Instructions to follow: Retyping should cover only the lines from the one containing "What does this" through the final line of the records, with pictures omitted.

○ ○ ○ ○ ○ ○ ○

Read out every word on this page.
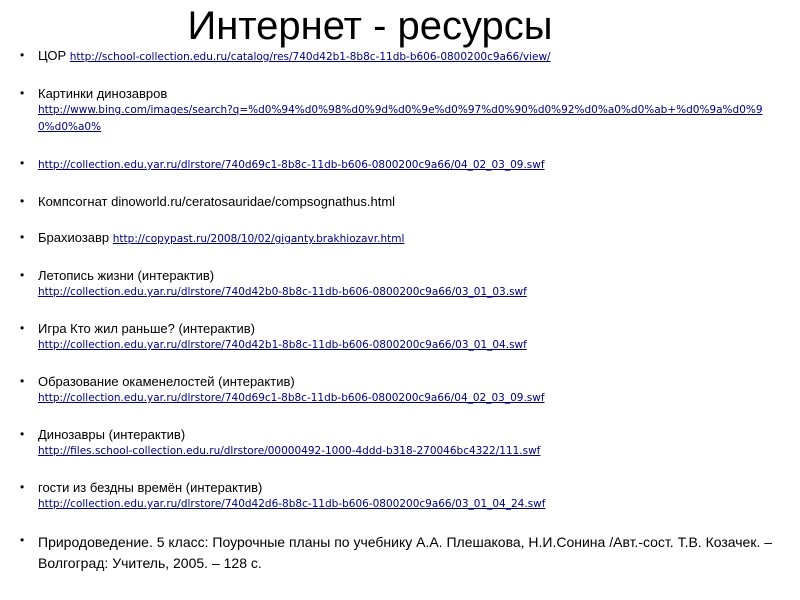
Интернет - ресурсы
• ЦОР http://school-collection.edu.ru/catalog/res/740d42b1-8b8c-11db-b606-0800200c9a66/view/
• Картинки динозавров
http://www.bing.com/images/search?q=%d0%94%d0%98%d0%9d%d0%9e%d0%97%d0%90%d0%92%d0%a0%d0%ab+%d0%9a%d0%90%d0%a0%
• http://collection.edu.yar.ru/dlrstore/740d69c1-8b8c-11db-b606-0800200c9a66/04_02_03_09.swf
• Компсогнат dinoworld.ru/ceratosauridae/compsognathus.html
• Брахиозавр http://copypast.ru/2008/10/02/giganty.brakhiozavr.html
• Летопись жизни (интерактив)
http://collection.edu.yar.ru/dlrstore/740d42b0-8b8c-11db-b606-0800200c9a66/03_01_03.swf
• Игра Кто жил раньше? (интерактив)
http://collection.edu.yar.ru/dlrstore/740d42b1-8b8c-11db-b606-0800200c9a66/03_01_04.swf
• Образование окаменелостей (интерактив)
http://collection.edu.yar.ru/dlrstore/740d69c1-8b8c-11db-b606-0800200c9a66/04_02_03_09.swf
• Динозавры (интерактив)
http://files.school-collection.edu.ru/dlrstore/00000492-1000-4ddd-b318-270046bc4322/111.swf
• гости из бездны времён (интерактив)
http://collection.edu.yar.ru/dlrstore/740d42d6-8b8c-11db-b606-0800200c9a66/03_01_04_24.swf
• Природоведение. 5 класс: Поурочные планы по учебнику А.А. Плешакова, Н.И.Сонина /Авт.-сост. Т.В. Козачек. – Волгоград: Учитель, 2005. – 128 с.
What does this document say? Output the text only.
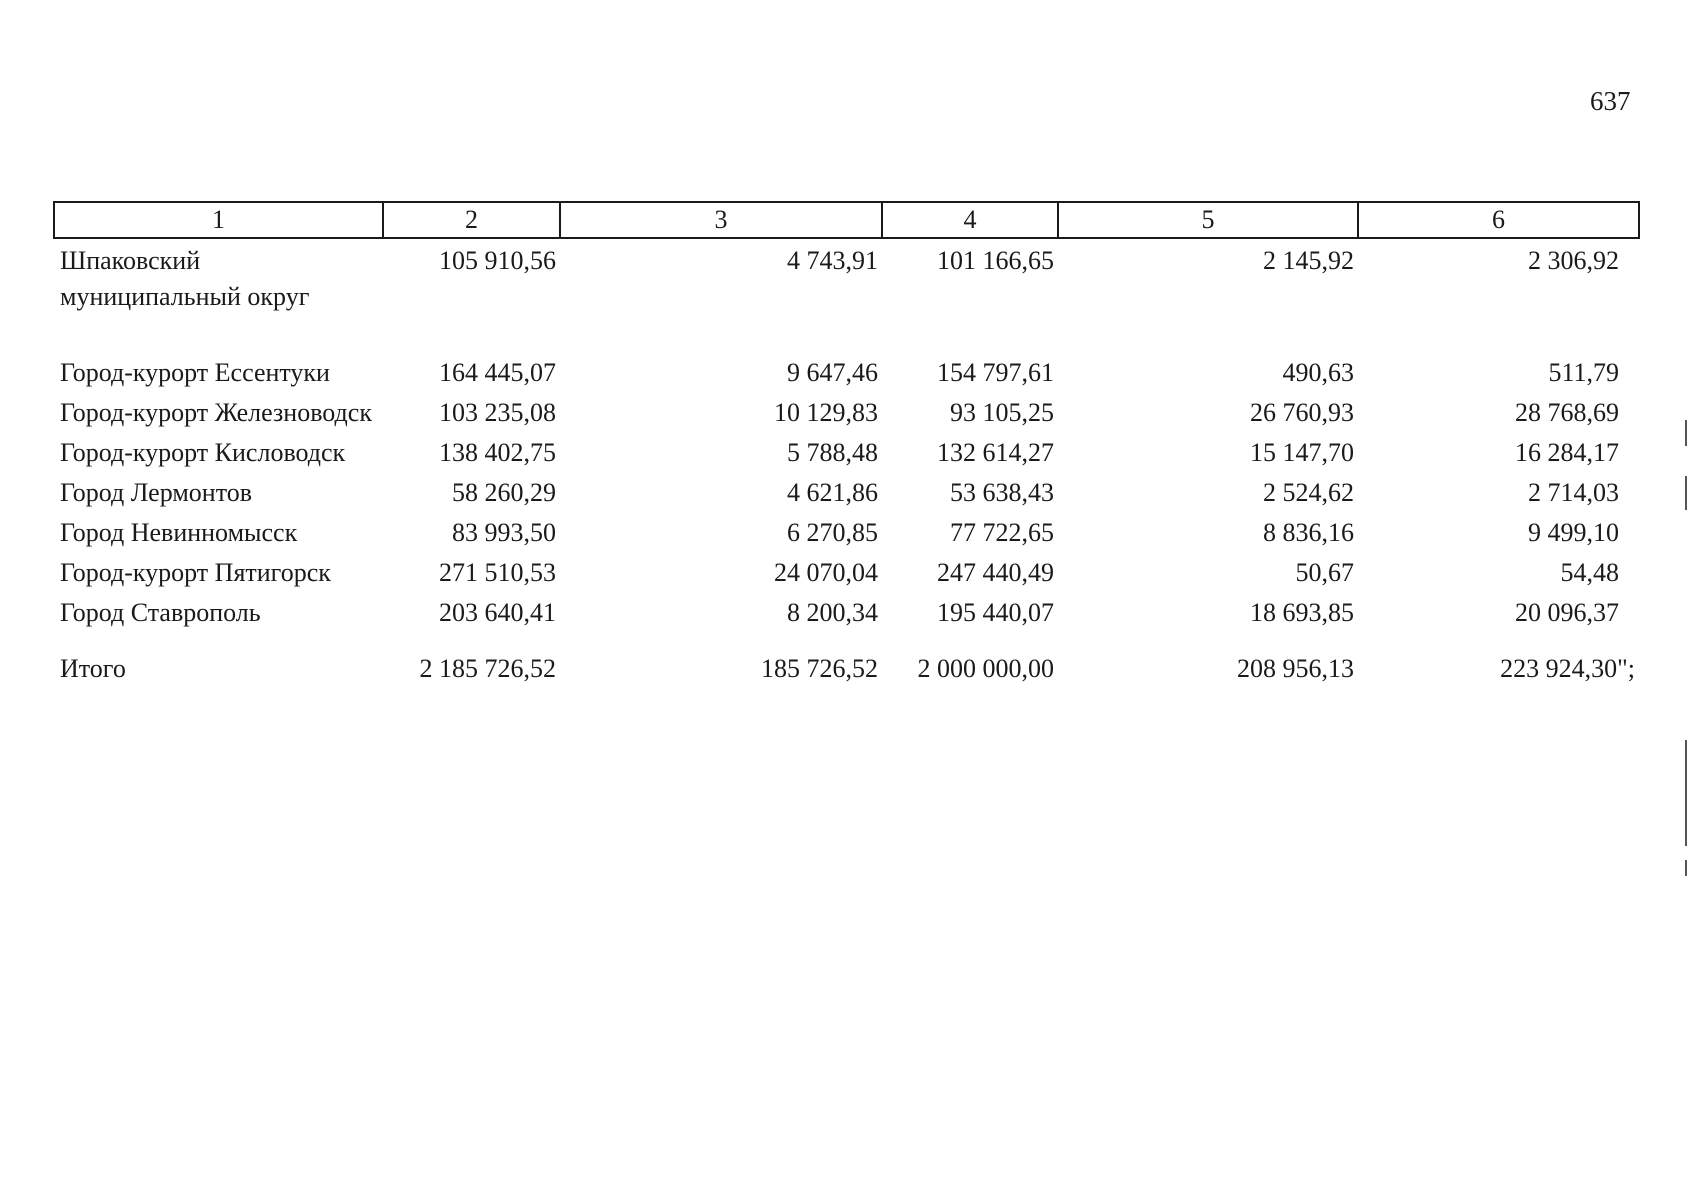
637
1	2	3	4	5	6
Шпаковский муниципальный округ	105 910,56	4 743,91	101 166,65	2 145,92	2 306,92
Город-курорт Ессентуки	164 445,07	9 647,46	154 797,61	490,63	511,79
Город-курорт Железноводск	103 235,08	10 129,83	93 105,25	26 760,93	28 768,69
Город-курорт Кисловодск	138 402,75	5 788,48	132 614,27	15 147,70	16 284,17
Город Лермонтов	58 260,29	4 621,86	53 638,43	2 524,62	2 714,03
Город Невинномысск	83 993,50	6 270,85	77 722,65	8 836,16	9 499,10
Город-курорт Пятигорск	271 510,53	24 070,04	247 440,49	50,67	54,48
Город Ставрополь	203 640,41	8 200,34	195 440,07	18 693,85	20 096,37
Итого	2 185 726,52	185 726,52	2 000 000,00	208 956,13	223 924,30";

○ ○ ○ ○ ○ ○ ○

Solution for this problem:
What does this document say? Output the text only.
637
1	2	3	4	5	6
Шпаковский муниципальный округ	105 910,56	4 743,91	101 166,65	2 145,92	2 306,92
Город-курорт Ессентуки	164 445,07	9 647,46	154 797,61	490,63	511,79
Город-курорт Железноводск	103 235,08	10 129,83	93 105,25	26 760,93	28 768,69
Город-курорт Кисловодск	138 402,75	5 788,48	132 614,27	15 147,70	16 284,17
Город Лермонтов	58 260,29	4 621,86	53 638,43	2 524,62	2 714,03
Город Невинномысск	83 993,50	6 270,85	77 722,65	8 836,16	9 499,10
Город-курорт Пятигорск	271 510,53	24 070,04	247 440,49	50,67	54,48
Город Ставрополь	203 640,41	8 200,34	195 440,07	18 693,85	20 096,37
Итого	2 185 726,52	185 726,52	2 000 000,00	208 956,13	223 924,30";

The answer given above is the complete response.